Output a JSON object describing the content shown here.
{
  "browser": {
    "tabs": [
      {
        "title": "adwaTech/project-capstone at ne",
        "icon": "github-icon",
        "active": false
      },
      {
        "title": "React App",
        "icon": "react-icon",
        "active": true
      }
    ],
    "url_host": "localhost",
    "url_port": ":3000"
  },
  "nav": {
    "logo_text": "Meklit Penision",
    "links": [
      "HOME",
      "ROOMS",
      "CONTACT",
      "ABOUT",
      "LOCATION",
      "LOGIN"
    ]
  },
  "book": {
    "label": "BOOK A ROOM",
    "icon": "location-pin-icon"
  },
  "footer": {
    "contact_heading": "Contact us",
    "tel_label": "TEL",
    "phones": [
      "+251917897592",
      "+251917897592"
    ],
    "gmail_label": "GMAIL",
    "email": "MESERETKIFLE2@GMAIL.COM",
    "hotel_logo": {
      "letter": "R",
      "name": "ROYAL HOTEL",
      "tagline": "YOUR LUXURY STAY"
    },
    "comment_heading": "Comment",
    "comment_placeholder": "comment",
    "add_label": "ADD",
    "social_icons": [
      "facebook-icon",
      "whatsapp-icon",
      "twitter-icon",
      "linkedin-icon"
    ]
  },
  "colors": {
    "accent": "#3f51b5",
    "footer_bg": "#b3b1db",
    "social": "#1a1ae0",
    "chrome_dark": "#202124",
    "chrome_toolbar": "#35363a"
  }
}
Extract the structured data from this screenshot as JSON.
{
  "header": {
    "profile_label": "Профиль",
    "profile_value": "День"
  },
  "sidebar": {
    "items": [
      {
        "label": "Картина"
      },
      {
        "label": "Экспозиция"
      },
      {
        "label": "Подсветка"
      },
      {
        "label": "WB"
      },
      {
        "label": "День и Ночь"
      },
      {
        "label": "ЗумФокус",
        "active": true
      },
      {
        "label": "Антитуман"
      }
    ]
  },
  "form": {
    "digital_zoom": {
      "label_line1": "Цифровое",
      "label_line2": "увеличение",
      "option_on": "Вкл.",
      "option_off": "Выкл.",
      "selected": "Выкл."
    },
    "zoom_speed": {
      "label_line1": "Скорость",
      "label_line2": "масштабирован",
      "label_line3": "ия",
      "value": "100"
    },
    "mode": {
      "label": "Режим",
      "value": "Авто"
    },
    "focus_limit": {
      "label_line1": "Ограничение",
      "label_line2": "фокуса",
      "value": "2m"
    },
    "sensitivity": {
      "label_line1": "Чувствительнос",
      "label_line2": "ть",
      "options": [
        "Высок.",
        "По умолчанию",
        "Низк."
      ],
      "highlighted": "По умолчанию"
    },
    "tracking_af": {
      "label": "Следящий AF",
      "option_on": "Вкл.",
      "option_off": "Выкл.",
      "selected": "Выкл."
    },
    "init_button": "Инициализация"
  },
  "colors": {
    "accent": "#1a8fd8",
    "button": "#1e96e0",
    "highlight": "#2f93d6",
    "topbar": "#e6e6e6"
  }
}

***

Give back each line above precisely as it stands.

Output a JSON object describing the content shown here.
{
  "browser": {
    "tabs": [
      {
        "title": "adwaTech/project-capstone at ne",
        "icon": "github-icon",
        "active": false
      },
      {
        "title": "React App",
        "icon": "react-icon",
        "active": true
      }
    ],
    "url_host": "localhost",
    "url_port": ":3000"
  },
  "nav": {
    "logo_text": "Meklit Penision",
    "links": [
      "HOME",
      "ROOMS",
      "CONTACT",
      "ABOUT",
      "LOCATION",
      "LOGIN"
    ]
  },
  "book": {
    "label": "BOOK A ROOM",
    "icon": "location-pin-icon"
  },
  "footer": {
    "contact_heading": "Contact us",
    "tel_label": "TEL",
    "phones": [
      "+251917897592",
      "+251917897592"
    ],
    "gmail_label": "GMAIL",
    "email": "MESERETKIFLE2@GMAIL.COM",
    "hotel_logo": {
      "letter": "R",
      "name": "ROYAL HOTEL",
      "tagline": "YOUR LUXURY STAY"
    },
    "comment_heading": "Comment",
    "comment_placeholder": "comment",
    "add_label": "ADD",
    "social_icons": [
      "facebook-icon",
      "whatsapp-icon",
      "twitter-icon",
      "linkedin-icon"
    ]
  },
  "colors": {
    "accent": "#3f51b5",
    "footer_bg": "#b3b1db",
    "social": "#1a1ae0",
    "chrome_dark": "#202124",
    "chrome_toolbar": "#35363a"
  }
}
Extract the structured data from this screenshot as JSON.
{
  "header": {
    "profile_label": "Профиль",
    "profile_value": "День"
  },
  "sidebar": {
    "items": [
      {
        "label": "Картина"
      },
      {
        "label": "Экспозиция"
      },
      {
        "label": "Подсветка"
      },
      {
        "label": "WB"
      },
      {
        "label": "День и Ночь"
      },
      {
        "label": "ЗумФокус",
        "active": true
      },
      {
        "label": "Антитуман"
      }
    ]
  },
  "form": {
    "digital_zoom": {
      "label_line1": "Цифровое",
      "label_line2": "увеличение",
      "option_on": "Вкл.",
      "option_off": "Выкл.",
      "selected": "Выкл."
    },
    "zoom_speed": {
      "label_line1": "Скорость",
      "label_line2": "масштабирован",
      "label_line3": "ия",
      "value": "100"
    },
    "mode": {
      "label": "Режим",
      "value": "Авто"
    },
    "focus_limit": {
      "label_line1": "Ограничение",
      "label_line2": "фокуса",
      "value": "2m"
    },
    "sensitivity": {
      "label_line1": "Чувствительнос",
      "label_line2": "ть",
      "options": [
        "Высок.",
        "По умолчанию",
        "Низк."
      ],
      "highlighted": "По умолчанию"
    },
    "tracking_af": {
      "label": "Следящий AF",
      "option_on": "Вкл.",
      "option_off": "Выкл.",
      "selected": "Выкл."
    },
    "init_button": "Инициализация"
  },
  "colors": {
    "accent": "#1a8fd8",
    "button": "#1e96e0",
    "highlight": "#2f93d6",
    "topbar": "#e6e6e6"
  }
}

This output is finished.